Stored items
##########
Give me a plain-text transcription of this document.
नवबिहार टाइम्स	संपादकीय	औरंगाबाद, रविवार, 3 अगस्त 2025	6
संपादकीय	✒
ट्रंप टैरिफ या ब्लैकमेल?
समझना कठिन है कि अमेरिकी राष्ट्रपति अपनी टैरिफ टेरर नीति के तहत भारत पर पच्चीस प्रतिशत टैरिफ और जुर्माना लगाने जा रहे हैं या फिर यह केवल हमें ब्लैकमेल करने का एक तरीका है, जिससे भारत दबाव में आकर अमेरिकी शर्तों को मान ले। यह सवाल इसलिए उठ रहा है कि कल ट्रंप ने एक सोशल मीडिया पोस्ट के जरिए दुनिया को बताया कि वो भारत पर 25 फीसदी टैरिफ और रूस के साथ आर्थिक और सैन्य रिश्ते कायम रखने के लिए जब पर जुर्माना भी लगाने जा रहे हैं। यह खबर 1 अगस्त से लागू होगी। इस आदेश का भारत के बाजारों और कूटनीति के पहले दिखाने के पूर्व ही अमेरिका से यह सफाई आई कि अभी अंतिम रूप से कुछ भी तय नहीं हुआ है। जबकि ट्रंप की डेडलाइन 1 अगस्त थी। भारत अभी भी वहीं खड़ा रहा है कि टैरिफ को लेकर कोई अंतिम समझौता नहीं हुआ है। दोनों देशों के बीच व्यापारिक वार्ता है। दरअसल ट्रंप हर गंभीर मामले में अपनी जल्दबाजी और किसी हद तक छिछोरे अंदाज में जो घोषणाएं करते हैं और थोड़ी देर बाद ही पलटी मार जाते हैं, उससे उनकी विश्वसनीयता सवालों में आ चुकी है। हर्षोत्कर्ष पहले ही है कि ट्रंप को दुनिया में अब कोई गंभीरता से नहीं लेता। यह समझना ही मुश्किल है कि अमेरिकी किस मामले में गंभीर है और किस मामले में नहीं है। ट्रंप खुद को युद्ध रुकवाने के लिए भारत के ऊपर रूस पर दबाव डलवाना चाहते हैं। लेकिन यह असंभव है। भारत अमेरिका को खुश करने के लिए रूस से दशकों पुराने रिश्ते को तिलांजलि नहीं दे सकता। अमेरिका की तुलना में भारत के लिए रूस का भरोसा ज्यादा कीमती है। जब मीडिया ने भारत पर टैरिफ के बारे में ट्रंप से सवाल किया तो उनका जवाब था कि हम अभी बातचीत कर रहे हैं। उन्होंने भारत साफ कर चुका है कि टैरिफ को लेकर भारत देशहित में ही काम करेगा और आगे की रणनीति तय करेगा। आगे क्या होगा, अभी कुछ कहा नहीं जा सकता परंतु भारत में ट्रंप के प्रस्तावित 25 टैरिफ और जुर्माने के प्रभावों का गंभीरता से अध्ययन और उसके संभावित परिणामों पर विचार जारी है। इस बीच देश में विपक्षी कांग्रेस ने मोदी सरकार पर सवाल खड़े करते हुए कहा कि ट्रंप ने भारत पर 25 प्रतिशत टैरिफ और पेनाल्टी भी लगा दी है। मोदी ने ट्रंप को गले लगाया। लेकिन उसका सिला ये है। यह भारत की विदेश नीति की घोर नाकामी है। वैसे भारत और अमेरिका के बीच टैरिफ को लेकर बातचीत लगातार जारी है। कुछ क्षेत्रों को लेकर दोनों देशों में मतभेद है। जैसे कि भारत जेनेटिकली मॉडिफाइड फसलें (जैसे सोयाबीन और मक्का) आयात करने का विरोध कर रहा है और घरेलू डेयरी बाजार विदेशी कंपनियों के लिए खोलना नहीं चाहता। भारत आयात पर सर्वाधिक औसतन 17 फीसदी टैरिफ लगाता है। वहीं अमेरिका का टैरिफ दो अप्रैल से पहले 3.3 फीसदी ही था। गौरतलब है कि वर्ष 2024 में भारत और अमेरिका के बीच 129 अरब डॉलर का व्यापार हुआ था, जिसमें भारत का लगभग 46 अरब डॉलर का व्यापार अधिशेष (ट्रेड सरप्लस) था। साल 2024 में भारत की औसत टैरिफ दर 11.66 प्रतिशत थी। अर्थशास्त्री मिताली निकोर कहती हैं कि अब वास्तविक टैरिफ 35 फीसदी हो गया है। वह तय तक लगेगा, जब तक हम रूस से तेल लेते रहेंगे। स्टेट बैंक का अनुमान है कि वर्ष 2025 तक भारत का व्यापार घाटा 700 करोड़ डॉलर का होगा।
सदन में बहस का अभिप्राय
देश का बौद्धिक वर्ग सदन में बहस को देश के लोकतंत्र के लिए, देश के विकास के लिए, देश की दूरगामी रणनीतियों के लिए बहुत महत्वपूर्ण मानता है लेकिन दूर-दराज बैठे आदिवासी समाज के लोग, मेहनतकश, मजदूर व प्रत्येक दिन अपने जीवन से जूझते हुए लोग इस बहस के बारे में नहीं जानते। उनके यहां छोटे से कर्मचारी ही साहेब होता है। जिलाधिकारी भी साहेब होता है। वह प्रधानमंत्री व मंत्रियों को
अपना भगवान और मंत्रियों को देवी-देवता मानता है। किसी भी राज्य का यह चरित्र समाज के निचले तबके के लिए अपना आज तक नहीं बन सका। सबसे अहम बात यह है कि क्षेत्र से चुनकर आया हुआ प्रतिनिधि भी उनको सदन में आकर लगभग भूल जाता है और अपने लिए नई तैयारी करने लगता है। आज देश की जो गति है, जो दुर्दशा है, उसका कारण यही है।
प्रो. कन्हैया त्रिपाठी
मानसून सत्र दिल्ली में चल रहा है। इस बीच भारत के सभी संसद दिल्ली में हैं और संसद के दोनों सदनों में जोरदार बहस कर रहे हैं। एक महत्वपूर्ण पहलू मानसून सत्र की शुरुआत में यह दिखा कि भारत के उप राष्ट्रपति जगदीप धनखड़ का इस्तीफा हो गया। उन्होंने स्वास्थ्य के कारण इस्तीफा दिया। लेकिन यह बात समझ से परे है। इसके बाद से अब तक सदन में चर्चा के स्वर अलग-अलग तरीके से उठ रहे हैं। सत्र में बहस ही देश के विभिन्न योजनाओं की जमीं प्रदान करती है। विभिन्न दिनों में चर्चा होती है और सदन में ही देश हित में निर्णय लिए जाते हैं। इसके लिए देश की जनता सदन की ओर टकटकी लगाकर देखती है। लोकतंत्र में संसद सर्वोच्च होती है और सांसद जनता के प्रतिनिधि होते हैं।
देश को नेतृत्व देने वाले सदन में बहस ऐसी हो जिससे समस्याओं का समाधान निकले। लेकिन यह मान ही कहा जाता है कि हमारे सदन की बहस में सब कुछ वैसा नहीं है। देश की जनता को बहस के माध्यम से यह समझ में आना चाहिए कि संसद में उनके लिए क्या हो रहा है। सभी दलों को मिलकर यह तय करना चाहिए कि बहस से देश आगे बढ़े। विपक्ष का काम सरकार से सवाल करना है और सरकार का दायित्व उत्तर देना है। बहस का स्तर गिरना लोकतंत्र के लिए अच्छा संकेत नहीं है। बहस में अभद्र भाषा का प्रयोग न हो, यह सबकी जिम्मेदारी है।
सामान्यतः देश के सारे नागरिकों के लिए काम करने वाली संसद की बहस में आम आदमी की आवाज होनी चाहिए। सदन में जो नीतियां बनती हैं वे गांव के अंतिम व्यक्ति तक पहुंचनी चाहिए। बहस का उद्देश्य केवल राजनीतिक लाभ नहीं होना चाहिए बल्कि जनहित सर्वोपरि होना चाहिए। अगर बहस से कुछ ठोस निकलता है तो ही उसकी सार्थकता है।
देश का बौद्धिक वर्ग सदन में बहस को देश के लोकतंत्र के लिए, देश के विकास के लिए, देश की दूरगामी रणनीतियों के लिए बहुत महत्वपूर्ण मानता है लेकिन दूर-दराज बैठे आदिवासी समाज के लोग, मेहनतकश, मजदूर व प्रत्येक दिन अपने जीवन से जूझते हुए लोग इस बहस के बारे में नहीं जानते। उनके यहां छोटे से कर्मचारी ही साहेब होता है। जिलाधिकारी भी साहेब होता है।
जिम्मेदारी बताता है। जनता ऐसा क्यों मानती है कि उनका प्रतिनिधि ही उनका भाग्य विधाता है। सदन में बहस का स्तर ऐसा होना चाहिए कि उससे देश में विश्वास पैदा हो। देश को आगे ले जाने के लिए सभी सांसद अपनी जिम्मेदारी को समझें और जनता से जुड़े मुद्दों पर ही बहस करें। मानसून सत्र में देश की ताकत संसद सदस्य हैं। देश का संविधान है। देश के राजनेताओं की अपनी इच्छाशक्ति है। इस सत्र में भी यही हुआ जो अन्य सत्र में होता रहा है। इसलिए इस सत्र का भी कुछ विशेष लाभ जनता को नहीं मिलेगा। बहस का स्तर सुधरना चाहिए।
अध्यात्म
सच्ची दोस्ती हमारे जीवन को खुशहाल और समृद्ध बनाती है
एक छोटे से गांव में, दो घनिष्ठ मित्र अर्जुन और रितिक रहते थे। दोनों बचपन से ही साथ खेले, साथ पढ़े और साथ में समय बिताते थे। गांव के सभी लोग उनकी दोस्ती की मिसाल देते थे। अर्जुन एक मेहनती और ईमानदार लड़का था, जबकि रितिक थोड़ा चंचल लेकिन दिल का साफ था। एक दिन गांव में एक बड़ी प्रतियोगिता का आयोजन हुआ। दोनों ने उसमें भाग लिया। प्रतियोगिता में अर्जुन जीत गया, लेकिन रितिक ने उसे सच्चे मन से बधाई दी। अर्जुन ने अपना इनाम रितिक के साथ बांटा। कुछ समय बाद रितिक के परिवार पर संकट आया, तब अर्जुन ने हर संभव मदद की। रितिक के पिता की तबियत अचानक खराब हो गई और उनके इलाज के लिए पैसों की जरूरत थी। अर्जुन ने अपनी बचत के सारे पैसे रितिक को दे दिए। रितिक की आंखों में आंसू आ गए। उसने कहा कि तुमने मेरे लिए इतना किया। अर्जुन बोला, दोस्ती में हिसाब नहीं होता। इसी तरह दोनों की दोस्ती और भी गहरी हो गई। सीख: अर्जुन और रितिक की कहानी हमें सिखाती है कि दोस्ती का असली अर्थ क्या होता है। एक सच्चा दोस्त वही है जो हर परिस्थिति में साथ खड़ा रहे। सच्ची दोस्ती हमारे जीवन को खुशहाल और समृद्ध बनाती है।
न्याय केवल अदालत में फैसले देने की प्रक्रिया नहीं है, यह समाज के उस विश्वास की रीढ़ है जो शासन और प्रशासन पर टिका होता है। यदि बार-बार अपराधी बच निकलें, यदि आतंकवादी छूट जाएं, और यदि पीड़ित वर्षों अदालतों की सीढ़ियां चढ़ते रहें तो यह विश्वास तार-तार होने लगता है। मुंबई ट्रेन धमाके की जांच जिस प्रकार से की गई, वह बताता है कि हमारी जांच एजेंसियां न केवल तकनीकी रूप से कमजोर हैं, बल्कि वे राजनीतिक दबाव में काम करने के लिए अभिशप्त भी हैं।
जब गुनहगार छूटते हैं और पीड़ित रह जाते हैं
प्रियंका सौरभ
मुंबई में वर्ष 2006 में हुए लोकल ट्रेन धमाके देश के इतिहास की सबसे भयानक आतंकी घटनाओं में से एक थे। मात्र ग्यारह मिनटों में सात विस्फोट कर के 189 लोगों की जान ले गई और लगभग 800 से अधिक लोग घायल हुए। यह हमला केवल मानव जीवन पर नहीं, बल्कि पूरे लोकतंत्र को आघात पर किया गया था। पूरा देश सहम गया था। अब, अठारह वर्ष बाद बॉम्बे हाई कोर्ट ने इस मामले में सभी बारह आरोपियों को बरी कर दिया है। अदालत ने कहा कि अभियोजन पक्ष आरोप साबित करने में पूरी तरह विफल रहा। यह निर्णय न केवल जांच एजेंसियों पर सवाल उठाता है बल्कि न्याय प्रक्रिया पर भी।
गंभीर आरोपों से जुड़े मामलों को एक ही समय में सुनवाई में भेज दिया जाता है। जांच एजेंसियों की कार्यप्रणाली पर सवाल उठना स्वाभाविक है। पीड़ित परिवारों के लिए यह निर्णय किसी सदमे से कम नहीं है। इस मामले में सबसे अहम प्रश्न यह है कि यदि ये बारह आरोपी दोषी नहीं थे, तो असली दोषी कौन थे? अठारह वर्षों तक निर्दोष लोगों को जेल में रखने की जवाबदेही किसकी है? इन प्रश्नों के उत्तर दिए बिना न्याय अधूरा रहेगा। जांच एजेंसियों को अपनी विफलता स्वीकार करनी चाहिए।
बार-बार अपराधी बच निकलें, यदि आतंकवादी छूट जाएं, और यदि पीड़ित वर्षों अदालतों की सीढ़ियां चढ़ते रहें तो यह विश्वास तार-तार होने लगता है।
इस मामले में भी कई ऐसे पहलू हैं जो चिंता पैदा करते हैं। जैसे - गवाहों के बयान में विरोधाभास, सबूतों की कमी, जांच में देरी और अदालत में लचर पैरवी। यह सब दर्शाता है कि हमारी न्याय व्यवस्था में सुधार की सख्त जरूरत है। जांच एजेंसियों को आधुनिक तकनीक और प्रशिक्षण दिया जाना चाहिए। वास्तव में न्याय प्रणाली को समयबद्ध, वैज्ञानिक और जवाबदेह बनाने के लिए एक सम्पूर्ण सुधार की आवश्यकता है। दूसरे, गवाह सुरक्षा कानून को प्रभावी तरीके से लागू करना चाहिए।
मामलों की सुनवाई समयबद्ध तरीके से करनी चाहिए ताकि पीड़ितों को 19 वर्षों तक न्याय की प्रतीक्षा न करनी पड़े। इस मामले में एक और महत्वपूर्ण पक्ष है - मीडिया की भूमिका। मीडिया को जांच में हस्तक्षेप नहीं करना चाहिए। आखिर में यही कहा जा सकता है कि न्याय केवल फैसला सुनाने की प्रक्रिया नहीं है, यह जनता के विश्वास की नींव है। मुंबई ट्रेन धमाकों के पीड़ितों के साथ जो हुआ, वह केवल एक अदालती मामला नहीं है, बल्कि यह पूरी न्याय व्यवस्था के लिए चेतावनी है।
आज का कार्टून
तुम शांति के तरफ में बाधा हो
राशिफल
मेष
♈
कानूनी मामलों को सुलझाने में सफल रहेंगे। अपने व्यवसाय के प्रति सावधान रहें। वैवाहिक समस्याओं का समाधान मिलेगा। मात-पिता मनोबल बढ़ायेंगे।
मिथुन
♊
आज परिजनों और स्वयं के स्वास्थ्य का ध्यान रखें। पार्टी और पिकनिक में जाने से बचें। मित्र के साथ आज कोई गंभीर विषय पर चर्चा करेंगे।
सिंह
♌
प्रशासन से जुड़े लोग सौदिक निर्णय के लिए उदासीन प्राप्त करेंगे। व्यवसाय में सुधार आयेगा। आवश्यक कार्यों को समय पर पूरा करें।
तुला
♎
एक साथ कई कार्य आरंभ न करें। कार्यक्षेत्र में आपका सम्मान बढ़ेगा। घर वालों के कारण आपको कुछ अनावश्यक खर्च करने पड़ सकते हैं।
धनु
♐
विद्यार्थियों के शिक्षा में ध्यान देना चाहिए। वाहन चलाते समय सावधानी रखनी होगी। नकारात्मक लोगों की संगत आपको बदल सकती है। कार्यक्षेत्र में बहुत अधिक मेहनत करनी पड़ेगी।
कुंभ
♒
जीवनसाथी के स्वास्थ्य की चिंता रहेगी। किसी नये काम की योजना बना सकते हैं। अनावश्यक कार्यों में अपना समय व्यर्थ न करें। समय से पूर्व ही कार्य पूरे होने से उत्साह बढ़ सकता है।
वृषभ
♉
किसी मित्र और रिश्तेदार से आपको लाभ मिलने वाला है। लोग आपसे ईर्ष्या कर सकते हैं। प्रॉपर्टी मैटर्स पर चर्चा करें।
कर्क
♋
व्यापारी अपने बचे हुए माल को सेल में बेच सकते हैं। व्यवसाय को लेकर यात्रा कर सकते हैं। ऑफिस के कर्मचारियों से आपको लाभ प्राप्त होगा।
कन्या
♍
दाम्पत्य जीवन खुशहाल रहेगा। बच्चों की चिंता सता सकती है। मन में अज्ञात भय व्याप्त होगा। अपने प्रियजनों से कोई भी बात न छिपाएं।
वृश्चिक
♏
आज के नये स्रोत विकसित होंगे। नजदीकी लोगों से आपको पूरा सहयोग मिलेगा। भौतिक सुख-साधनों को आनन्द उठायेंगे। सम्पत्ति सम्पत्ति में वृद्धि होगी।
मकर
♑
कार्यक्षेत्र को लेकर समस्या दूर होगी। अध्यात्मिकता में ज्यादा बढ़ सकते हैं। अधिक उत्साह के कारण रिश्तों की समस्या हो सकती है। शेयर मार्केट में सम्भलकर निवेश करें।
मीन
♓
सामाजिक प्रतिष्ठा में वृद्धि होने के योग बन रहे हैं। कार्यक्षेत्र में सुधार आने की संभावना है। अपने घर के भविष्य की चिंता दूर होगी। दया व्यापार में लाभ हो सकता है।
##########
Identify the lines in the entries above that contain "समयबद", then copy them out.

Exercise result.
इस मामले में भी कई ऐसे पहलू हैं जो चिंता पैदा करते हैं। जैसे - गवाहों के बयान में विरोधाभास, सबूतों की कमी, जांच में देरी और अदालत में लचर पैरवी। यह सब दर्शाता है कि हमारी न्याय व्यवस्था में सुधार की सख्त जरूरत है। जांच एजेंसियों को आधुनिक तकनीक और प्रशिक्षण दिया जाना चाहिए। वास्तव में न्याय प्रणाली को समयबद्ध, वैज्ञानिक और जवाबदेह बनाने के लिए एक सम्पूर्ण सुधार की आवश्यकता है। दूसरे, गवाह सुरक्षा कानून को प्रभावी तरीके से लागू करना चाहिए।
मामलों की सुनवाई समयबद्ध तरीके से करनी चाहिए ताकि पीड़ितों को 19 वर्षों तक न्याय की प्रतीक्षा न करनी पड़े। इस मामले में एक और महत्वपूर्ण पक्ष है - मीडिया की भूमिका। मीडिया को जांच में हस्तक्षेप नहीं करना चाहिए। आखिर में यही कहा जा सकता है कि न्याय केवल फैसला सुनाने की प्रक्रिया नहीं है, यह जनता के विश्वास की नींव है। मुंबई ट्रेन धमाकों के पीड़ितों के साथ जो हुआ, वह केवल एक अदालती मामला नहीं है, बल्कि यह पूरी न्याय व्यवस्था के लिए चेतावनी है।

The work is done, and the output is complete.